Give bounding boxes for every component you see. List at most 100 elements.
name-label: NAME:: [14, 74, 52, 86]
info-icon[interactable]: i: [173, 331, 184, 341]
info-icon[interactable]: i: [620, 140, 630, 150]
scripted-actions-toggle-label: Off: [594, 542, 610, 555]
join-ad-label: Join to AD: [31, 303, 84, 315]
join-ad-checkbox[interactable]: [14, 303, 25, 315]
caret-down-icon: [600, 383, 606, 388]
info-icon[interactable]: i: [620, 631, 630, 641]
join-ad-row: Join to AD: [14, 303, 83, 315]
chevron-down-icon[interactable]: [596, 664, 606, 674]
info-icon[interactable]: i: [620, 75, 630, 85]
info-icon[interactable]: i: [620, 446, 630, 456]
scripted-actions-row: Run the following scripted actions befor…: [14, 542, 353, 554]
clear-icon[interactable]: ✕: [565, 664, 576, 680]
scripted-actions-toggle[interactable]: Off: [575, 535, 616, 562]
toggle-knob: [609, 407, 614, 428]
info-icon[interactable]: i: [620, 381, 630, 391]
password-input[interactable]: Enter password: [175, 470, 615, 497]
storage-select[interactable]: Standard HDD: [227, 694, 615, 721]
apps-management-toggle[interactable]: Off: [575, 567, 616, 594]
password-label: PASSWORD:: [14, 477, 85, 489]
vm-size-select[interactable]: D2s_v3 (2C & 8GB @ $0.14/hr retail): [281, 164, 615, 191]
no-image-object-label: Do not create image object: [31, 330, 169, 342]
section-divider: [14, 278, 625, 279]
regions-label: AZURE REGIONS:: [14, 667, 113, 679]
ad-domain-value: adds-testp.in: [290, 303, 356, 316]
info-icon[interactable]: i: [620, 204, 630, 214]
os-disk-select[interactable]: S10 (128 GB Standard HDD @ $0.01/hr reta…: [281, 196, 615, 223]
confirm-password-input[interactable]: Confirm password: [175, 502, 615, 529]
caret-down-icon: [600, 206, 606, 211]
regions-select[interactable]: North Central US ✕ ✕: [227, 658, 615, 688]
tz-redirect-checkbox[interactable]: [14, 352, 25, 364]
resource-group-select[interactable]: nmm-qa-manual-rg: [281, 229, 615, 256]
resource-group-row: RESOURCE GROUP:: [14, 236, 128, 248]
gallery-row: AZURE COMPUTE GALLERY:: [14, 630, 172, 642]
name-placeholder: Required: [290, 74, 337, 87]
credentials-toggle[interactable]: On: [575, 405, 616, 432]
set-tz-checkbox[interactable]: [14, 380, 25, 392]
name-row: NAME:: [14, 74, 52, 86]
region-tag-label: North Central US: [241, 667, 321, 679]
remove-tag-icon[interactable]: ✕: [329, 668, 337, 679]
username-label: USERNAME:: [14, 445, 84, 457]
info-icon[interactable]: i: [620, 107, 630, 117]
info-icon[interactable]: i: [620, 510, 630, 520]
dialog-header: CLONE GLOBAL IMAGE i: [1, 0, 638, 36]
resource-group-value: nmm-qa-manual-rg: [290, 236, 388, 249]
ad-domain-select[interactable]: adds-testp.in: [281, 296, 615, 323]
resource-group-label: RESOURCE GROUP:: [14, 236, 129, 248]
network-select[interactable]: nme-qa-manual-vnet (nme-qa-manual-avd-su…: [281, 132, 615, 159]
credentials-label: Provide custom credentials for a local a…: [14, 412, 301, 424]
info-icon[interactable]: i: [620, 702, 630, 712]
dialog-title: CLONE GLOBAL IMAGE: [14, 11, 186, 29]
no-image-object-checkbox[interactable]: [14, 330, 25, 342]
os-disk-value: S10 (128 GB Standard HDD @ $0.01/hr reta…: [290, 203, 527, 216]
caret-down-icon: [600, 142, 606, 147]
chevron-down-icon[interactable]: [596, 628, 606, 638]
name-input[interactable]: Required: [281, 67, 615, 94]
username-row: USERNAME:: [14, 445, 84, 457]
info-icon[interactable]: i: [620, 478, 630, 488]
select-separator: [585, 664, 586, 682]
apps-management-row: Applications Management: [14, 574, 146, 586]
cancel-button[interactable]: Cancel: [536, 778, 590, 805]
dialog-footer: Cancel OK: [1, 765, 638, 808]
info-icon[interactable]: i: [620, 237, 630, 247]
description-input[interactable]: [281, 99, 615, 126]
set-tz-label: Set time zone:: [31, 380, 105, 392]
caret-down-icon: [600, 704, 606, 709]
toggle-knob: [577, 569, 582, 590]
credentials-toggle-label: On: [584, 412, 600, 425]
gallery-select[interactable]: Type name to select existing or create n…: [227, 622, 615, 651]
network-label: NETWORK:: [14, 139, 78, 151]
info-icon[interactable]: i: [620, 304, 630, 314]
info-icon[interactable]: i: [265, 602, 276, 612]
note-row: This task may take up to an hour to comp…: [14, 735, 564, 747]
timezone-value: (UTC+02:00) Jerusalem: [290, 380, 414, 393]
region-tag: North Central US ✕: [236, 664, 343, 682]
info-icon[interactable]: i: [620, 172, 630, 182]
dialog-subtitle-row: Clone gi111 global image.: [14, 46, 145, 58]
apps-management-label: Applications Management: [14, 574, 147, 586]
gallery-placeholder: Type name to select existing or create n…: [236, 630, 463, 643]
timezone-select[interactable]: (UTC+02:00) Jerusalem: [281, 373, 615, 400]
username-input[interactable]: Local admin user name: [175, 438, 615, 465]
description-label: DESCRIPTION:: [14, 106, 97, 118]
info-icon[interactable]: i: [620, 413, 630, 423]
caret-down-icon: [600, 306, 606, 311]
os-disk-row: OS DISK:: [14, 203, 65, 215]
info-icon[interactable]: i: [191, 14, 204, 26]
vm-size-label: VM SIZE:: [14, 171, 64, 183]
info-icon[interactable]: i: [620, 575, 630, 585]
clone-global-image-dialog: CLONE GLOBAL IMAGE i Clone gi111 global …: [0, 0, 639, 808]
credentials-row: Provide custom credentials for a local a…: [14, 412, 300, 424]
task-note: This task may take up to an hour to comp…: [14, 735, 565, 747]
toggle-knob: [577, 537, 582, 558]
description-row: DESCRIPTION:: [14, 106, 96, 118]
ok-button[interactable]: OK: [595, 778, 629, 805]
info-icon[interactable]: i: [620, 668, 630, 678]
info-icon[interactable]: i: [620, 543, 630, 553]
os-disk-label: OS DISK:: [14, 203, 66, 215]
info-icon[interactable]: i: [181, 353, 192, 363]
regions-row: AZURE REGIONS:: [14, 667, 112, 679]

= = = = = = =

■ **Your instructions**
Can you reproduce every row above character for character, with nothing changed or left out?

■ **In response**
Give bounding boxes for every component you see. List at most 100 elements.
name-label: NAME:: [14, 74, 52, 86]
info-icon[interactable]: i: [173, 331, 184, 341]
info-icon[interactable]: i: [620, 140, 630, 150]
scripted-actions-toggle-label: Off: [594, 542, 610, 555]
join-ad-label: Join to AD: [31, 303, 84, 315]
join-ad-checkbox[interactable]: [14, 303, 25, 315]
caret-down-icon: [600, 383, 606, 388]
info-icon[interactable]: i: [620, 631, 630, 641]
join-ad-row: Join to AD: [14, 303, 83, 315]
chevron-down-icon[interactable]: [596, 664, 606, 674]
info-icon[interactable]: i: [620, 75, 630, 85]
info-icon[interactable]: i: [620, 446, 630, 456]
scripted-actions-row: Run the following scripted actions befor…: [14, 542, 353, 554]
clear-icon[interactable]: ✕: [565, 664, 576, 680]
scripted-actions-toggle[interactable]: Off: [575, 535, 616, 562]
toggle-knob: [609, 407, 614, 428]
info-icon[interactable]: i: [620, 381, 630, 391]
password-input[interactable]: Enter password: [175, 470, 615, 497]
storage-select[interactable]: Standard HDD: [227, 694, 615, 721]
apps-management-toggle[interactable]: Off: [575, 567, 616, 594]
password-label: PASSWORD:: [14, 477, 85, 489]
vm-size-select[interactable]: D2s_v3 (2C & 8GB @ $0.14/hr retail): [281, 164, 615, 191]
no-image-object-label: Do not create image object: [31, 330, 169, 342]
section-divider: [14, 278, 625, 279]
regions-label: AZURE REGIONS:: [14, 667, 113, 679]
ad-domain-value: adds-testp.in: [290, 303, 356, 316]
info-icon[interactable]: i: [620, 204, 630, 214]
os-disk-select[interactable]: S10 (128 GB Standard HDD @ $0.01/hr reta…: [281, 196, 615, 223]
confirm-password-input[interactable]: Confirm password: [175, 502, 615, 529]
caret-down-icon: [600, 206, 606, 211]
regions-select[interactable]: North Central US ✕ ✕: [227, 658, 615, 688]
tz-redirect-checkbox[interactable]: [14, 352, 25, 364]
resource-group-select[interactable]: nmm-qa-manual-rg: [281, 229, 615, 256]
resource-group-row: RESOURCE GROUP:: [14, 236, 128, 248]
gallery-row: AZURE COMPUTE GALLERY:: [14, 630, 172, 642]
name-placeholder: Required: [290, 74, 337, 87]
credentials-toggle[interactable]: On: [575, 405, 616, 432]
set-tz-checkbox[interactable]: [14, 380, 25, 392]
name-row: NAME:: [14, 74, 52, 86]
region-tag-label: North Central US: [241, 667, 321, 679]
remove-tag-icon[interactable]: ✕: [329, 668, 337, 679]
username-label: USERNAME:: [14, 445, 84, 457]
info-icon[interactable]: i: [620, 107, 630, 117]
info-icon[interactable]: i: [620, 510, 630, 520]
dialog-header: CLONE GLOBAL IMAGE i: [1, 0, 638, 36]
resource-group-value: nmm-qa-manual-rg: [290, 236, 388, 249]
ad-domain-select[interactable]: adds-testp.in: [281, 296, 615, 323]
resource-group-label: RESOURCE GROUP:: [14, 236, 129, 248]
network-select[interactable]: nme-qa-manual-vnet (nme-qa-manual-avd-su…: [281, 132, 615, 159]
credentials-label: Provide custom credentials for a local a…: [14, 412, 301, 424]
info-icon[interactable]: i: [620, 702, 630, 712]
dialog-title: CLONE GLOBAL IMAGE: [14, 11, 186, 29]
no-image-object-checkbox[interactable]: [14, 330, 25, 342]
os-disk-value: S10 (128 GB Standard HDD @ $0.01/hr reta…: [290, 203, 527, 216]
caret-down-icon: [600, 142, 606, 147]
chevron-down-icon[interactable]: [596, 628, 606, 638]
name-input[interactable]: Required: [281, 67, 615, 94]
username-row: USERNAME:: [14, 445, 84, 457]
info-icon[interactable]: i: [620, 478, 630, 488]
select-separator: [585, 664, 586, 682]
apps-management-row: Applications Management: [14, 574, 146, 586]
cancel-button[interactable]: Cancel: [536, 778, 590, 805]
dialog-footer: Cancel OK: [1, 765, 638, 808]
info-icon[interactable]: i: [620, 237, 630, 247]
description-input[interactable]: [281, 99, 615, 126]
set-tz-label: Set time zone:: [31, 380, 105, 392]
caret-down-icon: [600, 704, 606, 709]
toggle-knob: [577, 569, 582, 590]
credentials-toggle-label: On: [584, 412, 600, 425]
gallery-select[interactable]: Type name to select existing or create n…: [227, 622, 615, 651]
network-label: NETWORK:: [14, 139, 78, 151]
info-icon[interactable]: i: [620, 304, 630, 314]
info-icon[interactable]: i: [265, 602, 276, 612]
note-row: This task may take up to an hour to comp…: [14, 735, 564, 747]
timezone-value: (UTC+02:00) Jerusalem: [290, 380, 414, 393]
region-tag: North Central US ✕: [236, 664, 343, 682]
info-icon[interactable]: i: [620, 172, 630, 182]
dialog-subtitle-row: Clone gi111 global image.: [14, 46, 145, 58]
apps-management-label: Applications Management: [14, 574, 147, 586]
gallery-placeholder: Type name to select existing or create n…: [236, 630, 463, 643]
timezone-select[interactable]: (UTC+02:00) Jerusalem: [281, 373, 615, 400]
username-input[interactable]: Local admin user name: [175, 438, 615, 465]
description-label: DESCRIPTION:: [14, 106, 97, 118]
info-icon[interactable]: i: [620, 413, 630, 423]
caret-down-icon: [600, 306, 606, 311]
os-disk-row: OS DISK:: [14, 203, 65, 215]
info-icon[interactable]: i: [191, 14, 204, 26]
vm-size-label: VM SIZE:: [14, 171, 64, 183]
info-icon[interactable]: i: [620, 575, 630, 585]
clone-global-image-dialog: CLONE GLOBAL IMAGE i Clone gi111 global …: [0, 0, 639, 808]
credentials-row: Provide custom credentials for a local a…: [14, 412, 300, 424]
task-note: This task may take up to an hour to comp…: [14, 735, 565, 747]
toggle-knob: [577, 537, 582, 558]
description-row: DESCRIPTION:: [14, 106, 96, 118]
ok-button[interactable]: OK: [595, 778, 629, 805]
info-icon[interactable]: i: [620, 668, 630, 678]
info-icon[interactable]: i: [620, 543, 630, 553]
os-disk-label: OS DISK:: [14, 203, 66, 215]
info-icon[interactable]: i: [181, 353, 192, 363]
regions-row: AZURE REGIONS:: [14, 667, 112, 679]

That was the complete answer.